» SET PROBLEM:
Faithfully return all lines, omitting every embedded picture.

» INPUT FOR THIS TASK:
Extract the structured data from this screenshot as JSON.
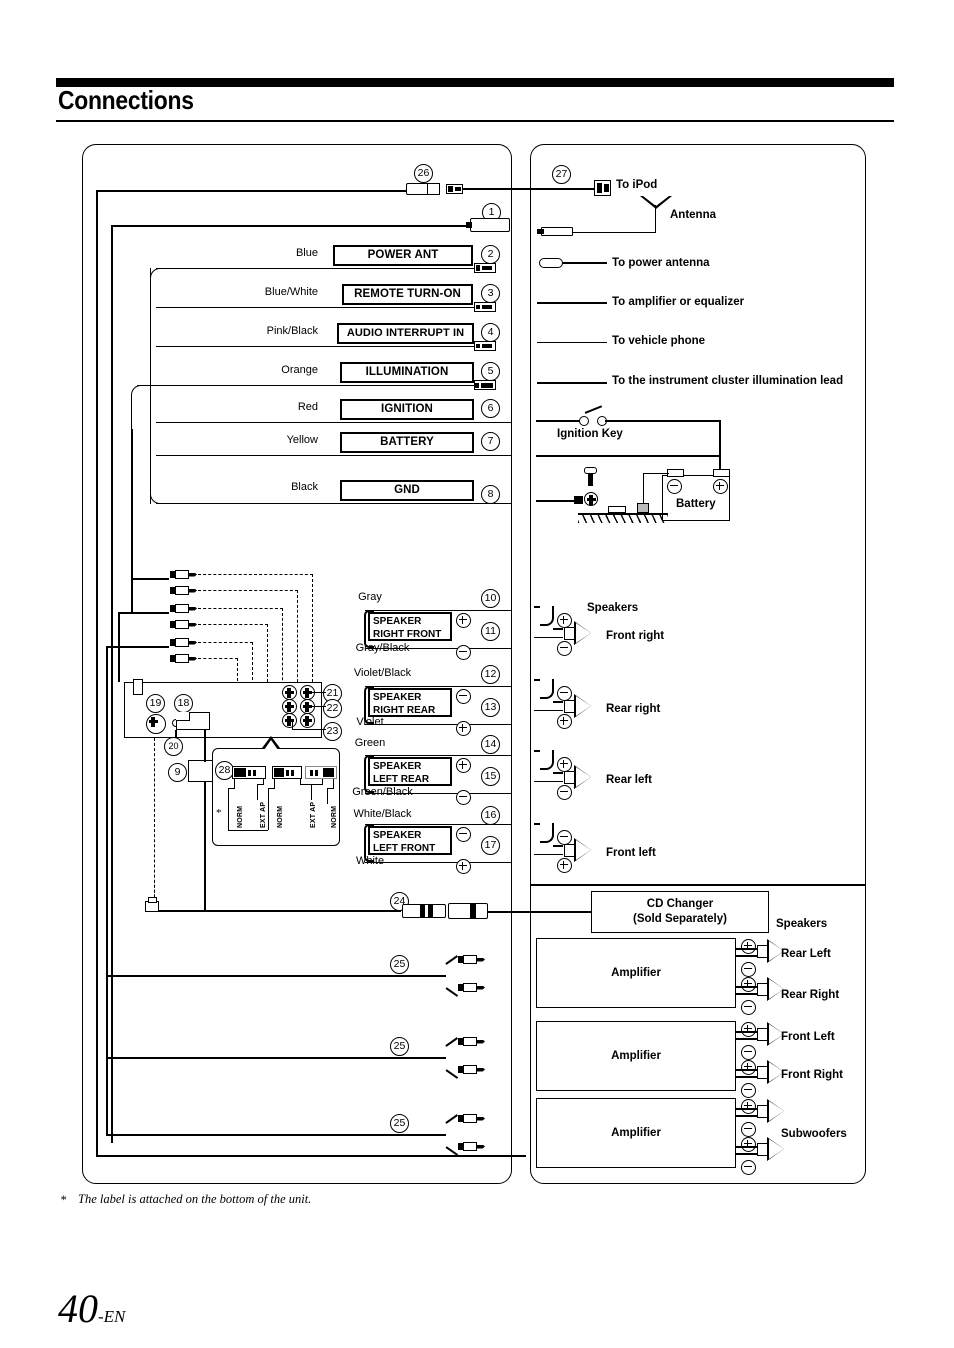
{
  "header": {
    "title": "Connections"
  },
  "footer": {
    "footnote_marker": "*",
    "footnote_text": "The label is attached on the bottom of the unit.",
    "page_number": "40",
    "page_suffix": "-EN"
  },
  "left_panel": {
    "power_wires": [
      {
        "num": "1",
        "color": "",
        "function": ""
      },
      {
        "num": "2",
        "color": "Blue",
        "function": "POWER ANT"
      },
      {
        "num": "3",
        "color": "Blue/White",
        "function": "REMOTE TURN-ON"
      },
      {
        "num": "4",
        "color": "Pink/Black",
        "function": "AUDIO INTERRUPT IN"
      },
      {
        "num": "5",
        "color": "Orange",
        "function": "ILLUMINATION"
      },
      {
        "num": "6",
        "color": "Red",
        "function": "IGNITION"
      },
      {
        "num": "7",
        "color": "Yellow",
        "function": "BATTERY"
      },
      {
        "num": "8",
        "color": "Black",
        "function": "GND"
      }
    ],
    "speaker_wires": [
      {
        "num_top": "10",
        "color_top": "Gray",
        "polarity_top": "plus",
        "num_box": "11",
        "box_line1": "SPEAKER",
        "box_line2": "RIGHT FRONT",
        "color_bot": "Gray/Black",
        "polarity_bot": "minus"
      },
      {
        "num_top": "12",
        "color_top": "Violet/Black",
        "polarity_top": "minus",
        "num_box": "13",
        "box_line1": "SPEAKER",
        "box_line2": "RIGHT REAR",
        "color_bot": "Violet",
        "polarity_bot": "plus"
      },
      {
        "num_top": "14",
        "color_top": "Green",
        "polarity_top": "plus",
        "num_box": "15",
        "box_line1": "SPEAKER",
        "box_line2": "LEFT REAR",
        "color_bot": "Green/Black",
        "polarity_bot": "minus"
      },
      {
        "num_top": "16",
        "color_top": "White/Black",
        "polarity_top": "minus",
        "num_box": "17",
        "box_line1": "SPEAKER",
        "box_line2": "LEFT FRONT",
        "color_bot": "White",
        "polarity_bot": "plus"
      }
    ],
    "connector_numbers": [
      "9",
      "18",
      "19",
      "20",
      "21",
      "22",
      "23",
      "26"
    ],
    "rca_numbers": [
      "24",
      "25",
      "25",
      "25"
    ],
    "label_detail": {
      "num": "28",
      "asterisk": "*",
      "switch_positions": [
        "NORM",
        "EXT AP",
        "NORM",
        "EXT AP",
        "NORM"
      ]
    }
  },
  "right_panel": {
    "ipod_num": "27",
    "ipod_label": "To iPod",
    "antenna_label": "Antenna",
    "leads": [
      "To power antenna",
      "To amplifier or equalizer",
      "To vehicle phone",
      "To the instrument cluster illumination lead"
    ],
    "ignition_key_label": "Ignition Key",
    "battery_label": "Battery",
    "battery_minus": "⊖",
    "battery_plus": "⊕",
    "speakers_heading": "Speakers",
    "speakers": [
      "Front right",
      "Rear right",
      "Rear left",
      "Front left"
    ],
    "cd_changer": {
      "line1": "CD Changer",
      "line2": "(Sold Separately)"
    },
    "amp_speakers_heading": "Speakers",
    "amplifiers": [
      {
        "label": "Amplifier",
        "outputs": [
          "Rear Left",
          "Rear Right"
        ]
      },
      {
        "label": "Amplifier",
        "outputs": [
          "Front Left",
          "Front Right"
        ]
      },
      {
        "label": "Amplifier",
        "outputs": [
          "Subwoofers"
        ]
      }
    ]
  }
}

» CORRECT ANSWER:
Extract the structured data from this screenshot as JSON.
{
  "header": {
    "title": "Connections"
  },
  "footer": {
    "footnote_marker": "*",
    "footnote_text": "The label is attached on the bottom of the unit.",
    "page_number": "40",
    "page_suffix": "-EN"
  },
  "left_panel": {
    "power_wires": [
      {
        "num": "1",
        "color": "",
        "function": ""
      },
      {
        "num": "2",
        "color": "Blue",
        "function": "POWER ANT"
      },
      {
        "num": "3",
        "color": "Blue/White",
        "function": "REMOTE TURN-ON"
      },
      {
        "num": "4",
        "color": "Pink/Black",
        "function": "AUDIO INTERRUPT IN"
      },
      {
        "num": "5",
        "color": "Orange",
        "function": "ILLUMINATION"
      },
      {
        "num": "6",
        "color": "Red",
        "function": "IGNITION"
      },
      {
        "num": "7",
        "color": "Yellow",
        "function": "BATTERY"
      },
      {
        "num": "8",
        "color": "Black",
        "function": "GND"
      }
    ],
    "speaker_wires": [
      {
        "num_top": "10",
        "color_top": "Gray",
        "polarity_top": "plus",
        "num_box": "11",
        "box_line1": "SPEAKER",
        "box_line2": "RIGHT FRONT",
        "color_bot": "Gray/Black",
        "polarity_bot": "minus"
      },
      {
        "num_top": "12",
        "color_top": "Violet/Black",
        "polarity_top": "minus",
        "num_box": "13",
        "box_line1": "SPEAKER",
        "box_line2": "RIGHT REAR",
        "color_bot": "Violet",
        "polarity_bot": "plus"
      },
      {
        "num_top": "14",
        "color_top": "Green",
        "polarity_top": "plus",
        "num_box": "15",
        "box_line1": "SPEAKER",
        "box_line2": "LEFT REAR",
        "color_bot": "Green/Black",
        "polarity_bot": "minus"
      },
      {
        "num_top": "16",
        "color_top": "White/Black",
        "polarity_top": "minus",
        "num_box": "17",
        "box_line1": "SPEAKER",
        "box_line2": "LEFT FRONT",
        "color_bot": "White",
        "polarity_bot": "plus"
      }
    ],
    "connector_numbers": [
      "9",
      "18",
      "19",
      "20",
      "21",
      "22",
      "23",
      "26"
    ],
    "rca_numbers": [
      "24",
      "25",
      "25",
      "25"
    ],
    "label_detail": {
      "num": "28",
      "asterisk": "*",
      "switch_positions": [
        "NORM",
        "EXT AP",
        "NORM",
        "EXT AP",
        "NORM"
      ]
    }
  },
  "right_panel": {
    "ipod_num": "27",
    "ipod_label": "To iPod",
    "antenna_label": "Antenna",
    "leads": [
      "To power antenna",
      "To amplifier or equalizer",
      "To vehicle phone",
      "To the instrument cluster illumination lead"
    ],
    "ignition_key_label": "Ignition Key",
    "battery_label": "Battery",
    "battery_minus": "⊖",
    "battery_plus": "⊕",
    "speakers_heading": "Speakers",
    "speakers": [
      "Front right",
      "Rear right",
      "Rear left",
      "Front left"
    ],
    "cd_changer": {
      "line1": "CD Changer",
      "line2": "(Sold Separately)"
    },
    "amp_speakers_heading": "Speakers",
    "amplifiers": [
      {
        "label": "Amplifier",
        "outputs": [
          "Rear Left",
          "Rear Right"
        ]
      },
      {
        "label": "Amplifier",
        "outputs": [
          "Front Left",
          "Front Right"
        ]
      },
      {
        "label": "Amplifier",
        "outputs": [
          "Subwoofers"
        ]
      }
    ]
  }
}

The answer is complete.